-- start PROVIDED MATERIAL --

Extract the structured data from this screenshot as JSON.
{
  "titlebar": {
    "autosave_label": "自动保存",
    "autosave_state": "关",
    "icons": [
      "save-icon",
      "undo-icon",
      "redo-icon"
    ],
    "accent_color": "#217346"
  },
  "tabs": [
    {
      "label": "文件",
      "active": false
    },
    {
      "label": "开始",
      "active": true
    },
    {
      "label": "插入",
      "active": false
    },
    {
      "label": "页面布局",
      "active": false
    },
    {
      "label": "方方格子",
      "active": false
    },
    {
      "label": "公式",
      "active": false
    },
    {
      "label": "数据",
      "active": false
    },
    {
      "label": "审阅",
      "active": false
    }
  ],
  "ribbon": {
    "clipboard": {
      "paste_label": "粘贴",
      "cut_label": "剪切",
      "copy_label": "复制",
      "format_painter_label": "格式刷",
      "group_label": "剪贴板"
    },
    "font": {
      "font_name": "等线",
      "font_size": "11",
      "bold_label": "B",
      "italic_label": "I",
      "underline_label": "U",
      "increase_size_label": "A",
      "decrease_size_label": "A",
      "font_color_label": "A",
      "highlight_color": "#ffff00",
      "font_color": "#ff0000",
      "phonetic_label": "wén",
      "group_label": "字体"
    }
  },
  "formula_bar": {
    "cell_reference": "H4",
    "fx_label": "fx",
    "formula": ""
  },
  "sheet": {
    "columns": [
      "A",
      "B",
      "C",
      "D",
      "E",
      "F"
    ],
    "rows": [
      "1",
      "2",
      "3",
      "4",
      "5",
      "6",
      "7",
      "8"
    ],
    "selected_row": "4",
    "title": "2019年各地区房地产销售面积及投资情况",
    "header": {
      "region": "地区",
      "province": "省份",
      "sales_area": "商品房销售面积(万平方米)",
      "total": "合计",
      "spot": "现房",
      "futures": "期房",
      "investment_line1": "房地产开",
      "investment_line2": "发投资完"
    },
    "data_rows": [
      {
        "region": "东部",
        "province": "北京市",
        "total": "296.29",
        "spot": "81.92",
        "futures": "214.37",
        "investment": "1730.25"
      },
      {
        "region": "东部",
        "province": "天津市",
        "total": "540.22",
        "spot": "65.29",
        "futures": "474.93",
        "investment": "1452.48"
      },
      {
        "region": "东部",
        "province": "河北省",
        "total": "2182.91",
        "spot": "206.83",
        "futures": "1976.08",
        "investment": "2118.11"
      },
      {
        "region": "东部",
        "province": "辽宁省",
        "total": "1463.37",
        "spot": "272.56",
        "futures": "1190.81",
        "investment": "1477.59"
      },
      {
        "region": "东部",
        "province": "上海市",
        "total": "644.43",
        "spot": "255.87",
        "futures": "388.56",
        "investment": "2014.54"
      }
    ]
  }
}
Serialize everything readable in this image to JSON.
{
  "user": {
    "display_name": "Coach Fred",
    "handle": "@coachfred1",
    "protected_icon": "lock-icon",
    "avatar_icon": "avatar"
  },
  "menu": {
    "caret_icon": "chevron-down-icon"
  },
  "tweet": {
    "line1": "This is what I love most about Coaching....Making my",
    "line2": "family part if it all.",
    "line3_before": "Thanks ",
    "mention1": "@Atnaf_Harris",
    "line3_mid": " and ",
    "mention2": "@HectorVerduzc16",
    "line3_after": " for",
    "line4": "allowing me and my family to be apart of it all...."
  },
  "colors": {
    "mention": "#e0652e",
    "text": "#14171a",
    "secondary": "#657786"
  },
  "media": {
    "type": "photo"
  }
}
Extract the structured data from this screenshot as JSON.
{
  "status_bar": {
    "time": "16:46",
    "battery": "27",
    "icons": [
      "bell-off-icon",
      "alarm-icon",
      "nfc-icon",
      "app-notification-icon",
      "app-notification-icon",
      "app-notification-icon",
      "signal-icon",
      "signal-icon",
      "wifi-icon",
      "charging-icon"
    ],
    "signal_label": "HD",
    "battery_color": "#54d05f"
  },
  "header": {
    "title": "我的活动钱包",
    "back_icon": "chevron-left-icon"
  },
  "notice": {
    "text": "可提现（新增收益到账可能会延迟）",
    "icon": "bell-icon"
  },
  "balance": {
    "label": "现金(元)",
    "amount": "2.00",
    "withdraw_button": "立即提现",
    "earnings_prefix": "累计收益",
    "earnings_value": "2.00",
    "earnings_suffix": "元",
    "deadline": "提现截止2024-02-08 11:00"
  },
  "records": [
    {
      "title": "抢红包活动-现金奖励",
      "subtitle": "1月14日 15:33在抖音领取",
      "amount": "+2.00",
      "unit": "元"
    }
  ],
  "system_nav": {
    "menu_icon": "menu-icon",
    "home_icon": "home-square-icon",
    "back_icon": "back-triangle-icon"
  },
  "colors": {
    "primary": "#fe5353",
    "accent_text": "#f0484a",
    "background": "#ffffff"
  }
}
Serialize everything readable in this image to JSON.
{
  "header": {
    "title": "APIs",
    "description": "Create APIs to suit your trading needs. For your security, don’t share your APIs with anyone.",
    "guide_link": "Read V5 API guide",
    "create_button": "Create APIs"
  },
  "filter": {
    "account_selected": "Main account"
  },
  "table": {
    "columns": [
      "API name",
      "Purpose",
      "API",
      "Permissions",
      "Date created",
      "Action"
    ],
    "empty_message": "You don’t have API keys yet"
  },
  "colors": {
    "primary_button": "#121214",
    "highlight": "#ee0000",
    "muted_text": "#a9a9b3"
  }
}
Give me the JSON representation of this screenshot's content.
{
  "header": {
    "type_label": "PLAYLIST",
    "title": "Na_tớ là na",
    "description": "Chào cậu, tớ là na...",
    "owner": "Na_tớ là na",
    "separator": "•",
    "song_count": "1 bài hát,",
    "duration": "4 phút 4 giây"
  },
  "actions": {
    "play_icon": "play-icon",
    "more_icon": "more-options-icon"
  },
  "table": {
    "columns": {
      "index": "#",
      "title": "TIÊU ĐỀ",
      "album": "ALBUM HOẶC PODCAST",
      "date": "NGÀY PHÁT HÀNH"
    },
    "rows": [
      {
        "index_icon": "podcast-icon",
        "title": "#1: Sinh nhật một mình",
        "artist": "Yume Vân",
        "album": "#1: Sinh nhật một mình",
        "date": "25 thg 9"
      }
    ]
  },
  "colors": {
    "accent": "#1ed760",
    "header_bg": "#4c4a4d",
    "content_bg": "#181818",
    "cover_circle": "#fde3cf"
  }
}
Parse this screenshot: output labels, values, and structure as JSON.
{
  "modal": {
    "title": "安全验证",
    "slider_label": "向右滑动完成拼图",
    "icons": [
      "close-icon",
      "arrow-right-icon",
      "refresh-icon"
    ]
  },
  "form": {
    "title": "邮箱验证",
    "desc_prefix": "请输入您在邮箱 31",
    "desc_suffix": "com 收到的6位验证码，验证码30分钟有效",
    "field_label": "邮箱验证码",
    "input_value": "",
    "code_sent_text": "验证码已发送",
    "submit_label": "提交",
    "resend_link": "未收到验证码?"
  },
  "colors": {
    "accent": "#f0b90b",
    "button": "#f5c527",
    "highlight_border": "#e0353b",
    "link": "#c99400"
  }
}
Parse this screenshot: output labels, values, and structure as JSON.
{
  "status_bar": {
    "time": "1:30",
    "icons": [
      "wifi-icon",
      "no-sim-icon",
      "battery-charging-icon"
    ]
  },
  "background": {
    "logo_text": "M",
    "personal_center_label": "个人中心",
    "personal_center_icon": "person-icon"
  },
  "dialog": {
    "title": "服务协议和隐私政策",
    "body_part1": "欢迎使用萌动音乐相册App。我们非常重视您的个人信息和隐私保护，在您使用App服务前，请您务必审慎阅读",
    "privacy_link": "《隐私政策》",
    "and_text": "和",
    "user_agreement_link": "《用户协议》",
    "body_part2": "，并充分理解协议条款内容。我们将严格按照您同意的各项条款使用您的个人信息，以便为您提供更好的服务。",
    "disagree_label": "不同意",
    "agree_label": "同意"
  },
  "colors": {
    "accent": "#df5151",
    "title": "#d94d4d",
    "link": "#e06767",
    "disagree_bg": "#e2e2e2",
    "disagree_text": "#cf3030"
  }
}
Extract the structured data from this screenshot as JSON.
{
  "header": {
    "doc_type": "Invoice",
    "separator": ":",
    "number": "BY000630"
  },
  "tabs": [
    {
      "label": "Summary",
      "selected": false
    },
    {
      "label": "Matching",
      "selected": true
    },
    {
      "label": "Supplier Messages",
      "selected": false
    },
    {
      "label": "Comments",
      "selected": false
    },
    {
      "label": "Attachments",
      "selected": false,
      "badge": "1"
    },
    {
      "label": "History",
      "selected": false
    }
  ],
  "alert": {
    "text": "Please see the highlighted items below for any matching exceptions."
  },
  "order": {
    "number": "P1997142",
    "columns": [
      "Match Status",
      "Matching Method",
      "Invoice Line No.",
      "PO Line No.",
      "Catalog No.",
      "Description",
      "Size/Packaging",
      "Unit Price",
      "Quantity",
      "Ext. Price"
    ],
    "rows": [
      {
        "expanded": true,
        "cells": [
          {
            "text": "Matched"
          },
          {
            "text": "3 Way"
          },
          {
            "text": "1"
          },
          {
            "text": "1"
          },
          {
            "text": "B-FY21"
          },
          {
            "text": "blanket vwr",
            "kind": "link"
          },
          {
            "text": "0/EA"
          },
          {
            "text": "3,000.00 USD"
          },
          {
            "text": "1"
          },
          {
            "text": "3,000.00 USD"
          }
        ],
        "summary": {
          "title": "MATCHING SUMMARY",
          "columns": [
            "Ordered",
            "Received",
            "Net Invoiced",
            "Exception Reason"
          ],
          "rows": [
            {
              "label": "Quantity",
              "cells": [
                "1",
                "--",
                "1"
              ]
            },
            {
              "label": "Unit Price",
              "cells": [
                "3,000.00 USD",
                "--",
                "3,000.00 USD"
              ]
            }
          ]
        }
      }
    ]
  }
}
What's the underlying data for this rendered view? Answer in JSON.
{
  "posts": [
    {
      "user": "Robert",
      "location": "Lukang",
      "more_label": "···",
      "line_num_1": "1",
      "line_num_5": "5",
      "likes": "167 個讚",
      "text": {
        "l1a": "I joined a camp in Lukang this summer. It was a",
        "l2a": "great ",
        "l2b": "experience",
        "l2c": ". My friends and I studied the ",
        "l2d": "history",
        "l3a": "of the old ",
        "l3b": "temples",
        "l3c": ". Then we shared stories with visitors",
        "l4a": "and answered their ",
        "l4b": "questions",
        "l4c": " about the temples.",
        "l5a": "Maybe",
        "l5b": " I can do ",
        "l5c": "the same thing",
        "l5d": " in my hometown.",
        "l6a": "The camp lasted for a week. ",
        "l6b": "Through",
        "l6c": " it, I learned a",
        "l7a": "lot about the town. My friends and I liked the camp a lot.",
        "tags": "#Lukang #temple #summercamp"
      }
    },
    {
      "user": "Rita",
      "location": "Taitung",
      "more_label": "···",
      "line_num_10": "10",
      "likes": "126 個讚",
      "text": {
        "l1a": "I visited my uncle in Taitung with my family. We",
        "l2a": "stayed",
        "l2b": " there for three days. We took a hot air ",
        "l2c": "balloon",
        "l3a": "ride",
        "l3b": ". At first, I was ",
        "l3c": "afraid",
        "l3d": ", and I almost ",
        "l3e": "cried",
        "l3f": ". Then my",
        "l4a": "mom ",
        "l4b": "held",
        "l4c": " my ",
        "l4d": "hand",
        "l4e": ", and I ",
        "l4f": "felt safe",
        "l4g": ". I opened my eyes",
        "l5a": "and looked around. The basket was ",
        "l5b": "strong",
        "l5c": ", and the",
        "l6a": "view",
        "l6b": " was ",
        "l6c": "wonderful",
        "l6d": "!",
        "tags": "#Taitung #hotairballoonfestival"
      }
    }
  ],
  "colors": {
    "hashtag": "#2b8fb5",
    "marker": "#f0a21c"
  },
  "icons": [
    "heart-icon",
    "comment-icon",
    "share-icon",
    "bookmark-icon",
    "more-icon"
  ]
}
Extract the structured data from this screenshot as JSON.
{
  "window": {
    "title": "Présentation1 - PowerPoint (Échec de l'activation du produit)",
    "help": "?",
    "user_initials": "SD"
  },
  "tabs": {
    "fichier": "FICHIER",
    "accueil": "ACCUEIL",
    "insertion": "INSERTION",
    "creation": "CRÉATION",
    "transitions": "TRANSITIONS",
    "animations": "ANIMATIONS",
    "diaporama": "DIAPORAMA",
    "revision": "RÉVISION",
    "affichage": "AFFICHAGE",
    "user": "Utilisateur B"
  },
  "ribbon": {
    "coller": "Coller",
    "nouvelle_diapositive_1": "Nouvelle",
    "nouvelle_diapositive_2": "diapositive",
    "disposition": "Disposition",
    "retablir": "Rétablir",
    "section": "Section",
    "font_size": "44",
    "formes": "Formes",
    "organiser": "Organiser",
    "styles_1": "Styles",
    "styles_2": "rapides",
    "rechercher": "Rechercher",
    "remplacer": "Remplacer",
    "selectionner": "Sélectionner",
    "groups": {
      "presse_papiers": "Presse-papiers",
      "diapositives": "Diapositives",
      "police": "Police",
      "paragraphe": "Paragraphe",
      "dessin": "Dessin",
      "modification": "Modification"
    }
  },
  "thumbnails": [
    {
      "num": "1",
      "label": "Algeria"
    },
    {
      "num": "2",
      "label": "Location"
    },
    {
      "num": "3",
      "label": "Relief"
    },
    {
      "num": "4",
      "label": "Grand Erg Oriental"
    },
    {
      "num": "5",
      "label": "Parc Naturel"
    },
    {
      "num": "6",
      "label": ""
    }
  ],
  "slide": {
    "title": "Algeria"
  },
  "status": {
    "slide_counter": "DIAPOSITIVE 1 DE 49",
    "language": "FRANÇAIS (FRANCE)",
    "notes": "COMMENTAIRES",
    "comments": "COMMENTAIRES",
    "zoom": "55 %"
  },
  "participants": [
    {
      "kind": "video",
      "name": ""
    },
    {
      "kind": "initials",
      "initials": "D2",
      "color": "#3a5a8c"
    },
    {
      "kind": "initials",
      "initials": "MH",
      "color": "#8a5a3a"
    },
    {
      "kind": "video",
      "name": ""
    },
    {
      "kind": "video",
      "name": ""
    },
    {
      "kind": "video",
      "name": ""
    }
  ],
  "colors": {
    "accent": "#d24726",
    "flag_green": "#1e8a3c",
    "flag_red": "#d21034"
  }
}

-- end PROVIDED MATERIAL --

= TO DO =
Find the string "COMMENTAIRES" in the entries above and return each line that holds it.

= FULL RESPONSE =
    "notes": "COMMENTAIRES",
    "comments": "COMMENTAIRES",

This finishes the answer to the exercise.